## Extracted information
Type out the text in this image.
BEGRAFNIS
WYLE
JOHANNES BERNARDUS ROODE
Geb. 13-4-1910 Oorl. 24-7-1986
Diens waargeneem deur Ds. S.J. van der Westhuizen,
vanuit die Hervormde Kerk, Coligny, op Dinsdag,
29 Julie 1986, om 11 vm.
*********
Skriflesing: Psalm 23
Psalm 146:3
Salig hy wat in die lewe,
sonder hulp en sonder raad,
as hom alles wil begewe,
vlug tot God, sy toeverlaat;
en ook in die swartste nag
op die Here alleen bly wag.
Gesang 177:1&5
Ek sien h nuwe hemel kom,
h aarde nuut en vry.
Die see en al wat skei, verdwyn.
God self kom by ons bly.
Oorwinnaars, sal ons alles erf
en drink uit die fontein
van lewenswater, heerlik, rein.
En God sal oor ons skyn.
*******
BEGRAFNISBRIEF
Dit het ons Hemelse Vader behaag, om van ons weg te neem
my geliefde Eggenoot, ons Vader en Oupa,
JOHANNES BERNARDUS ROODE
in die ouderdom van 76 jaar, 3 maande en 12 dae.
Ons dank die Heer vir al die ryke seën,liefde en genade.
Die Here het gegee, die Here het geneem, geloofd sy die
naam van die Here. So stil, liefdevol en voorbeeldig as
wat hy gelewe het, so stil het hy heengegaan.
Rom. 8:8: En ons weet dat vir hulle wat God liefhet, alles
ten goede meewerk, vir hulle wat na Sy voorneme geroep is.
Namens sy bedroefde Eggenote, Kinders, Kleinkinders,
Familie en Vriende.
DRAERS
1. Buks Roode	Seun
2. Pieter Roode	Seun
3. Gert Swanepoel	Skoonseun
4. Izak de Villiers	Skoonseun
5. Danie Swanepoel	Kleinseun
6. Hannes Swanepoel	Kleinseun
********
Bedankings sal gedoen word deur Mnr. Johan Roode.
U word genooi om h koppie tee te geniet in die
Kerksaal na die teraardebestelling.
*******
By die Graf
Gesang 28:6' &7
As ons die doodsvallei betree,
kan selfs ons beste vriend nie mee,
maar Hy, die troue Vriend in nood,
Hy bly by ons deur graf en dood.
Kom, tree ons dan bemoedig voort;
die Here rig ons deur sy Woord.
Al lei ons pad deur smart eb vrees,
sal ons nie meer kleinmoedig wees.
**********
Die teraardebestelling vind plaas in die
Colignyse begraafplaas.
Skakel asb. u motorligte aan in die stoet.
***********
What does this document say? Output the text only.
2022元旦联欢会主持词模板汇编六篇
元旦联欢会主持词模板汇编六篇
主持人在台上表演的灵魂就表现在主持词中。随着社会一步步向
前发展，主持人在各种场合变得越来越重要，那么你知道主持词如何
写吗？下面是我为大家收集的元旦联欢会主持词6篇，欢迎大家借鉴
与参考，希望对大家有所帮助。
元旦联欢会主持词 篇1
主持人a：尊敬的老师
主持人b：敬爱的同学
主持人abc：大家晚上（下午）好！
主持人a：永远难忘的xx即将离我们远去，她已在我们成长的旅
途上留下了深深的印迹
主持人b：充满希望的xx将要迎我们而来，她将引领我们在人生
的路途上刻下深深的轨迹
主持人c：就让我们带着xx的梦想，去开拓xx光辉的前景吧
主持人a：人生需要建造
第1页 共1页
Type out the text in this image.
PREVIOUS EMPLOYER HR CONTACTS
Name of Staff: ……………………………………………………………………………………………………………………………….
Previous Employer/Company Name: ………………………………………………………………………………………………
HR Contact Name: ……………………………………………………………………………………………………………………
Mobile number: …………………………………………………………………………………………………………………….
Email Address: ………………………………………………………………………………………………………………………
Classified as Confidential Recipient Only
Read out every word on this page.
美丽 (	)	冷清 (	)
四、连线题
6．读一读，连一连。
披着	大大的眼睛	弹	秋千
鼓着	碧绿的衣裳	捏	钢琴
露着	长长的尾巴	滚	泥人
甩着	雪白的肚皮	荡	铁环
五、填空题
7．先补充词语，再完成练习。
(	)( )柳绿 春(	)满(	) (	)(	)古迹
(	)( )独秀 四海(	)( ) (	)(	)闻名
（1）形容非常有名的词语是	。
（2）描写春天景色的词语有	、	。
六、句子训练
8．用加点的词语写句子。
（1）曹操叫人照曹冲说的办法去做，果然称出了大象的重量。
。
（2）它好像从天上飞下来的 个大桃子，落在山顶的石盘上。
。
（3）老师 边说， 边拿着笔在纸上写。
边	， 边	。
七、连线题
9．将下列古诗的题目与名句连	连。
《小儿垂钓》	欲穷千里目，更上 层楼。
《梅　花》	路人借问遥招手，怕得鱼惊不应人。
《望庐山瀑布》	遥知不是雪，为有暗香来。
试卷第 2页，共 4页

## To be done
Every line in the data above that contains "alles" needs to be copied.

## Exercise solution
as hom alles wil begewe,
Oorwinnaars, sal ons alles erf
Rom. 8:8: En ons weet dat vir hulle wat God liefhet, alles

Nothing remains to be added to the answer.